» AVAILABLE DATA:
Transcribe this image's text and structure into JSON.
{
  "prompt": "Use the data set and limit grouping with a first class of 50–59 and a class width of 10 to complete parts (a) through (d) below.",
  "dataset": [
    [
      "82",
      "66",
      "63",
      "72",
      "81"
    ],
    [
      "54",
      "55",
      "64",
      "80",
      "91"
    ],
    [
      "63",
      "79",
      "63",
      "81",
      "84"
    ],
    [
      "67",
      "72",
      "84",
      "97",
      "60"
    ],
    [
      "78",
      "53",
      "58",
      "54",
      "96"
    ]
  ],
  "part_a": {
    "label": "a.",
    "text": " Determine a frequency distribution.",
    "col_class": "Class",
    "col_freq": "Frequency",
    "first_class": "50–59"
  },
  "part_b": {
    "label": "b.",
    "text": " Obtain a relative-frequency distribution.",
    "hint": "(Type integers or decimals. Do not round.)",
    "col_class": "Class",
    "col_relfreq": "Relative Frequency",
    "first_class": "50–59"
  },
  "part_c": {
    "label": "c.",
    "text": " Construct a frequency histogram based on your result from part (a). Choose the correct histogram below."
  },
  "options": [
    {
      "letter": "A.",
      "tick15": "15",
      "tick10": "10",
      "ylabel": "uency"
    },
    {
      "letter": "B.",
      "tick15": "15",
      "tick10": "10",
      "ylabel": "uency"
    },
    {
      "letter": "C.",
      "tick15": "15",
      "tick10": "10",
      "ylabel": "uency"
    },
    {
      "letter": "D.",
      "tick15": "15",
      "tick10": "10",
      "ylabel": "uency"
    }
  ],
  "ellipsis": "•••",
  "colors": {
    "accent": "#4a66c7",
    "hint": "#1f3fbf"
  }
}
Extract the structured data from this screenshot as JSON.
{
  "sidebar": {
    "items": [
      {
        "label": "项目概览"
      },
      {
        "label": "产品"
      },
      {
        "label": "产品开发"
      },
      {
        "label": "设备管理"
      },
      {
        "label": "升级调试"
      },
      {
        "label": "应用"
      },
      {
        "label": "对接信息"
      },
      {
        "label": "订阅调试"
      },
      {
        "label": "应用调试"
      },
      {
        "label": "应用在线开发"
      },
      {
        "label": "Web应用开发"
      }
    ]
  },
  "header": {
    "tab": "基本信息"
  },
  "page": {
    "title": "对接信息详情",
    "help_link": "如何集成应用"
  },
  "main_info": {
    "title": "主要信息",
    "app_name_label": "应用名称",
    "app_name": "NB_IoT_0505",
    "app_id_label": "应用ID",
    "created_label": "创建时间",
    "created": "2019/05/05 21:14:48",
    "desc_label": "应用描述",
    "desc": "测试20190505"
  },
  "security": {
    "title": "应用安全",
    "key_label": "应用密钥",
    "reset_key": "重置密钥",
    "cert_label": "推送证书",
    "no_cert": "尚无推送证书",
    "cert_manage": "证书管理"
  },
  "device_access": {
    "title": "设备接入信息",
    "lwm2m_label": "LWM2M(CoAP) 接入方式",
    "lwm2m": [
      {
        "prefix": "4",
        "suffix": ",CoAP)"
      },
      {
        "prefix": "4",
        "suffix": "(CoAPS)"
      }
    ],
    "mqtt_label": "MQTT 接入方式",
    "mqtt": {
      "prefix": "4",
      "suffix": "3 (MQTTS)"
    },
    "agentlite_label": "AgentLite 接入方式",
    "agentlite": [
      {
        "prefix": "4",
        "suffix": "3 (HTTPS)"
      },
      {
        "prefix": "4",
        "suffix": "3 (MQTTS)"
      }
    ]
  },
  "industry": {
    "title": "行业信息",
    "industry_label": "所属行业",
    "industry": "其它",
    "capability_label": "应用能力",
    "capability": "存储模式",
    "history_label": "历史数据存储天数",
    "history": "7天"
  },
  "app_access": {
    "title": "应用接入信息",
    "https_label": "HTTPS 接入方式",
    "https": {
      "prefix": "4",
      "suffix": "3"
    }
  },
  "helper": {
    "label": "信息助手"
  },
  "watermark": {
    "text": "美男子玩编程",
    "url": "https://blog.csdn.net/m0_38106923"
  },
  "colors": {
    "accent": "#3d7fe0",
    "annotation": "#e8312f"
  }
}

» WHAT TO PRODUCE: Return every entry exactly as given.

» EXERCISE RESULT:
Transcribe this image's text and structure into JSON.
{
  "prompt": "Use the data set and limit grouping with a first class of 50–59 and a class width of 10 to complete parts (a) through (d) below.",
  "dataset": [
    [
      "82",
      "66",
      "63",
      "72",
      "81"
    ],
    [
      "54",
      "55",
      "64",
      "80",
      "91"
    ],
    [
      "63",
      "79",
      "63",
      "81",
      "84"
    ],
    [
      "67",
      "72",
      "84",
      "97",
      "60"
    ],
    [
      "78",
      "53",
      "58",
      "54",
      "96"
    ]
  ],
  "part_a": {
    "label": "a.",
    "text": " Determine a frequency distribution.",
    "col_class": "Class",
    "col_freq": "Frequency",
    "first_class": "50–59"
  },
  "part_b": {
    "label": "b.",
    "text": " Obtain a relative-frequency distribution.",
    "hint": "(Type integers or decimals. Do not round.)",
    "col_class": "Class",
    "col_relfreq": "Relative Frequency",
    "first_class": "50–59"
  },
  "part_c": {
    "label": "c.",
    "text": " Construct a frequency histogram based on your result from part (a). Choose the correct histogram below."
  },
  "options": [
    {
      "letter": "A.",
      "tick15": "15",
      "tick10": "10",
      "ylabel": "uency"
    },
    {
      "letter": "B.",
      "tick15": "15",
      "tick10": "10",
      "ylabel": "uency"
    },
    {
      "letter": "C.",
      "tick15": "15",
      "tick10": "10",
      "ylabel": "uency"
    },
    {
      "letter": "D.",
      "tick15": "15",
      "tick10": "10",
      "ylabel": "uency"
    }
  ],
  "ellipsis": "•••",
  "colors": {
    "accent": "#4a66c7",
    "hint": "#1f3fbf"
  }
}
Extract the structured data from this screenshot as JSON.
{
  "sidebar": {
    "items": [
      {
        "label": "项目概览"
      },
      {
        "label": "产品"
      },
      {
        "label": "产品开发"
      },
      {
        "label": "设备管理"
      },
      {
        "label": "升级调试"
      },
      {
        "label": "应用"
      },
      {
        "label": "对接信息"
      },
      {
        "label": "订阅调试"
      },
      {
        "label": "应用调试"
      },
      {
        "label": "应用在线开发"
      },
      {
        "label": "Web应用开发"
      }
    ]
  },
  "header": {
    "tab": "基本信息"
  },
  "page": {
    "title": "对接信息详情",
    "help_link": "如何集成应用"
  },
  "main_info": {
    "title": "主要信息",
    "app_name_label": "应用名称",
    "app_name": "NB_IoT_0505",
    "app_id_label": "应用ID",
    "created_label": "创建时间",
    "created": "2019/05/05 21:14:48",
    "desc_label": "应用描述",
    "desc": "测试20190505"
  },
  "security": {
    "title": "应用安全",
    "key_label": "应用密钥",
    "reset_key": "重置密钥",
    "cert_label": "推送证书",
    "no_cert": "尚无推送证书",
    "cert_manage": "证书管理"
  },
  "device_access": {
    "title": "设备接入信息",
    "lwm2m_label": "LWM2M(CoAP) 接入方式",
    "lwm2m": [
      {
        "prefix": "4",
        "suffix": ",CoAP)"
      },
      {
        "prefix": "4",
        "suffix": "(CoAPS)"
      }
    ],
    "mqtt_label": "MQTT 接入方式",
    "mqtt": {
      "prefix": "4",
      "suffix": "3 (MQTTS)"
    },
    "agentlite_label": "AgentLite 接入方式",
    "agentlite": [
      {
        "prefix": "4",
        "suffix": "3 (HTTPS)"
      },
      {
        "prefix": "4",
        "suffix": "3 (MQTTS)"
      }
    ]
  },
  "industry": {
    "title": "行业信息",
    "industry_label": "所属行业",
    "industry": "其它",
    "capability_label": "应用能力",
    "capability": "存储模式",
    "history_label": "历史数据存储天数",
    "history": "7天"
  },
  "app_access": {
    "title": "应用接入信息",
    "https_label": "HTTPS 接入方式",
    "https": {
      "prefix": "4",
      "suffix": "3"
    }
  },
  "helper": {
    "label": "信息助手"
  },
  "watermark": {
    "text": "美男子玩编程",
    "url": "https://blog.csdn.net/m0_38106923"
  },
  "colors": {
    "accent": "#3d7fe0",
    "annotation": "#e8312f"
  }
}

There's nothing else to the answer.